## Task description
Each line from the one that contains "What does this" to the end of the material must be quoted exactly; include both end lines and nothing else.
★ ★ ★ ★ ★ ★ ★
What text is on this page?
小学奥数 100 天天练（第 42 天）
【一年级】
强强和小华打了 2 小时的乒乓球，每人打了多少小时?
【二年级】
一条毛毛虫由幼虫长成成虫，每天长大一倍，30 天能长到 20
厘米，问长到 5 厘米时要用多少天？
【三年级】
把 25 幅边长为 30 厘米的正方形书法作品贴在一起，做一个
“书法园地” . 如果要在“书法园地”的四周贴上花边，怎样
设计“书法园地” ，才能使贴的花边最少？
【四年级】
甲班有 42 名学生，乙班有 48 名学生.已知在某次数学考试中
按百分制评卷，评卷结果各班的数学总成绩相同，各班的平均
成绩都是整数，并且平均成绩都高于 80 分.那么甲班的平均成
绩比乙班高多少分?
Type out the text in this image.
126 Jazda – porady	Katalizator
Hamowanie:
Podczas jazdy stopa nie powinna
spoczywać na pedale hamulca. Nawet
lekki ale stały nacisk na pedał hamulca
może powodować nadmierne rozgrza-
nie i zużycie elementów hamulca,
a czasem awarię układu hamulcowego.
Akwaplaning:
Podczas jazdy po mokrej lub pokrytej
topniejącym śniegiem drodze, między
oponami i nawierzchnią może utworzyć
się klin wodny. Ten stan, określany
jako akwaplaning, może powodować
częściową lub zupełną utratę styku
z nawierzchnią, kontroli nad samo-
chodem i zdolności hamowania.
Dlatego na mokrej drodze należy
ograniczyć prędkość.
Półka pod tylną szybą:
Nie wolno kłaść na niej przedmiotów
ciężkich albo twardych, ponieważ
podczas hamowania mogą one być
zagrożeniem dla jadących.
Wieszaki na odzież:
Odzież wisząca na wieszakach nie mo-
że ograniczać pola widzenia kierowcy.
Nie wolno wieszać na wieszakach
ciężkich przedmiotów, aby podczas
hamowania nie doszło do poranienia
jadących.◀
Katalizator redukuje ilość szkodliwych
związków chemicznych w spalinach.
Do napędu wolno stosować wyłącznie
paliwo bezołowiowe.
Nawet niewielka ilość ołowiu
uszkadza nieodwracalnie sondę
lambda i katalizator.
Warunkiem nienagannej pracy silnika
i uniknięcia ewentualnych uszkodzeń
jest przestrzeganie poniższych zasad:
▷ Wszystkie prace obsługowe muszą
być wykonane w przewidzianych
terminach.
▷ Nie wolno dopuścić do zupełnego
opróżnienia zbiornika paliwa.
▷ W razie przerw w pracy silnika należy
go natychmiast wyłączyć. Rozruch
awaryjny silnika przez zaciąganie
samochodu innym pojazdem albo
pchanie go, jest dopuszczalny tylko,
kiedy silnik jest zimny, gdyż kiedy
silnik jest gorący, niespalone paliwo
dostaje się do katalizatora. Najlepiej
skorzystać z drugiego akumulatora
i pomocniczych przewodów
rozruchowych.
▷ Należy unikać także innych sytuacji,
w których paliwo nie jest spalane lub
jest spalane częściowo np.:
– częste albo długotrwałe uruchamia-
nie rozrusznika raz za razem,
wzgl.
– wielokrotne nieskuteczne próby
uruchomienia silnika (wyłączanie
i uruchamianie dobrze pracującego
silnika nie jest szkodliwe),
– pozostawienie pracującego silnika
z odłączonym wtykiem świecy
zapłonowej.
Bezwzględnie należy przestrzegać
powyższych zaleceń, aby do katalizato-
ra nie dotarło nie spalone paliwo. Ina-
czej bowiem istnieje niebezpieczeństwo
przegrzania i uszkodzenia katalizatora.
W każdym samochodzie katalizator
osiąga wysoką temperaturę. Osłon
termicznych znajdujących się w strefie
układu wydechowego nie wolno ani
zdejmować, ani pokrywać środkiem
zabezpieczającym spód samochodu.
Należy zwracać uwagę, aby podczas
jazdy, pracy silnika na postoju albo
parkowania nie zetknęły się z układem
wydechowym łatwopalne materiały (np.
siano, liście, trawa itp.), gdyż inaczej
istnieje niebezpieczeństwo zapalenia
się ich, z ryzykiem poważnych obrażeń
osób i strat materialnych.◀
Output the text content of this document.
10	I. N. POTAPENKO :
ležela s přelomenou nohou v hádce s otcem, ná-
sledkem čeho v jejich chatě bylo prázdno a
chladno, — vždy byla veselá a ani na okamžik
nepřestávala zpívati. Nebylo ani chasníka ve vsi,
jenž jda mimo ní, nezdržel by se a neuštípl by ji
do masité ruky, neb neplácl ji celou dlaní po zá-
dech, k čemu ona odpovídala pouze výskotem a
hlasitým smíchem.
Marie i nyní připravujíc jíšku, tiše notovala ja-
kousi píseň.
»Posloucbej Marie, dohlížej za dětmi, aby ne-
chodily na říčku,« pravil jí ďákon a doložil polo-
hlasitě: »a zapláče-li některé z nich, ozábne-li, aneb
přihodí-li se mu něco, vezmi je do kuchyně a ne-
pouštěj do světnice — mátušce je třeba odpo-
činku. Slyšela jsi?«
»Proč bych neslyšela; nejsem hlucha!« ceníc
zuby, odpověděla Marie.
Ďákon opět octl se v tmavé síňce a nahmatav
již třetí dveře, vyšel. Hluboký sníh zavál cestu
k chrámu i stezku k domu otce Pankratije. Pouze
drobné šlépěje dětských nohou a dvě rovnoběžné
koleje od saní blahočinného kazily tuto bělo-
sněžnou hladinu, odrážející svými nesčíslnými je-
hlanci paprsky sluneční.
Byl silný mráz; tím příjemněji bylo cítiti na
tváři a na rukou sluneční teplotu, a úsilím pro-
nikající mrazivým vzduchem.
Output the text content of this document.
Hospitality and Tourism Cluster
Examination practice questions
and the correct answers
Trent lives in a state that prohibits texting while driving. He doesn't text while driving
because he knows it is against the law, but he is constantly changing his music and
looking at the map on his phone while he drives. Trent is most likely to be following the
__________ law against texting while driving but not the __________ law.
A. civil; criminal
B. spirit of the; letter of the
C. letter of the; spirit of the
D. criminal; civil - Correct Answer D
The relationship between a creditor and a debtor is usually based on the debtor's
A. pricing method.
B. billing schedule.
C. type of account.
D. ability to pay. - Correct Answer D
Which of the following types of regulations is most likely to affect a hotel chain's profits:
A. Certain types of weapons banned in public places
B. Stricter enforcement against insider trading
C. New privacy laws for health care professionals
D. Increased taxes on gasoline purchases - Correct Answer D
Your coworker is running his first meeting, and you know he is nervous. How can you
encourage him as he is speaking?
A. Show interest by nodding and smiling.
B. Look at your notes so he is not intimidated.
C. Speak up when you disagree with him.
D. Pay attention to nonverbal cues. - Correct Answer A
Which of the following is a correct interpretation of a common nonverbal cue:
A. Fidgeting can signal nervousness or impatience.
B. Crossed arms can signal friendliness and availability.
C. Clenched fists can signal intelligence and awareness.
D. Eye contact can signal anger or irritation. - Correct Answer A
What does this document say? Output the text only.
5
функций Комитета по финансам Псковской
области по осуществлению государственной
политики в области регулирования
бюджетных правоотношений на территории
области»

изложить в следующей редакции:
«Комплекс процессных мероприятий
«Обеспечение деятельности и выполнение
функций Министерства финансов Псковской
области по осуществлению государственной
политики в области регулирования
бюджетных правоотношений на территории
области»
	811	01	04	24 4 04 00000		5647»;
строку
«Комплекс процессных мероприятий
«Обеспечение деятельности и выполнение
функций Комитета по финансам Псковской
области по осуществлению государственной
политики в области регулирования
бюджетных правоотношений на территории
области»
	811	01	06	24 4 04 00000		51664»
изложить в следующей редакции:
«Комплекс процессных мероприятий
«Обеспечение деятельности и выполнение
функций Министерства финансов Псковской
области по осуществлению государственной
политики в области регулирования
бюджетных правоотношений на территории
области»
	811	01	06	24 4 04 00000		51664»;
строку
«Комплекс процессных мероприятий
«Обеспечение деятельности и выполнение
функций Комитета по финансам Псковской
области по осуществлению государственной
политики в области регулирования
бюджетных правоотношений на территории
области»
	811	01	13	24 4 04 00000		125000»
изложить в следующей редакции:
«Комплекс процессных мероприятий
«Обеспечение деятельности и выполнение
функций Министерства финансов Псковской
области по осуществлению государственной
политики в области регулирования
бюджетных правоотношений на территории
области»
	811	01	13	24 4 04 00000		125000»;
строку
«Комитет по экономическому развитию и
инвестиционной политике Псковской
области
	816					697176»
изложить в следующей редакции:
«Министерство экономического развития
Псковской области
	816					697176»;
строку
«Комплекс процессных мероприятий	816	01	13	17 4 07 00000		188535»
★ ★ ★ ★ ★ ★ ★
## Result of the task
What does this document say? Output the text only.
5
функций Комитета по финансам Псковской
области по осуществлению государственной
политики в области регулирования
бюджетных правоотношений на территории
области»

изложить в следующей редакции:
«Комплекс процессных мероприятий
«Обеспечение деятельности и выполнение
функций Министерства финансов Псковской
области по осуществлению государственной
политики в области регулирования
бюджетных правоотношений на территории
области»
	811	01	04	24 4 04 00000		5647»;
строку
«Комплекс процессных мероприятий
«Обеспечение деятельности и выполнение
функций Комитета по финансам Псковской
области по осуществлению государственной
политики в области регулирования
бюджетных правоотношений на территории
области»
	811	01	06	24 4 04 00000		51664»
изложить в следующей редакции:
«Комплекс процессных мероприятий
«Обеспечение деятельности и выполнение
функций Министерства финансов Псковской
области по осуществлению государственной
политики в области регулирования
бюджетных правоотношений на территории
области»
	811	01	06	24 4 04 00000		51664»;
строку
«Комплекс процессных мероприятий
«Обеспечение деятельности и выполнение
функций Комитета по финансам Псковской
области по осуществлению государственной
политики в области регулирования
бюджетных правоотношений на территории
области»
	811	01	13	24 4 04 00000		125000»
изложить в следующей редакции:
«Комплекс процессных мероприятий
«Обеспечение деятельности и выполнение
функций Министерства финансов Псковской
области по осуществлению государственной
политики в области регулирования
бюджетных правоотношений на территории
области»
	811	01	13	24 4 04 00000		125000»;
строку
«Комитет по экономическому развитию и
инвестиционной политике Псковской
области
	816					697176»
изложить в следующей редакции:
«Министерство экономического развития
Псковской области
	816					697176»;
строку
«Комплекс процессных мероприятий	816	01	13	17 4 07 00000		188535»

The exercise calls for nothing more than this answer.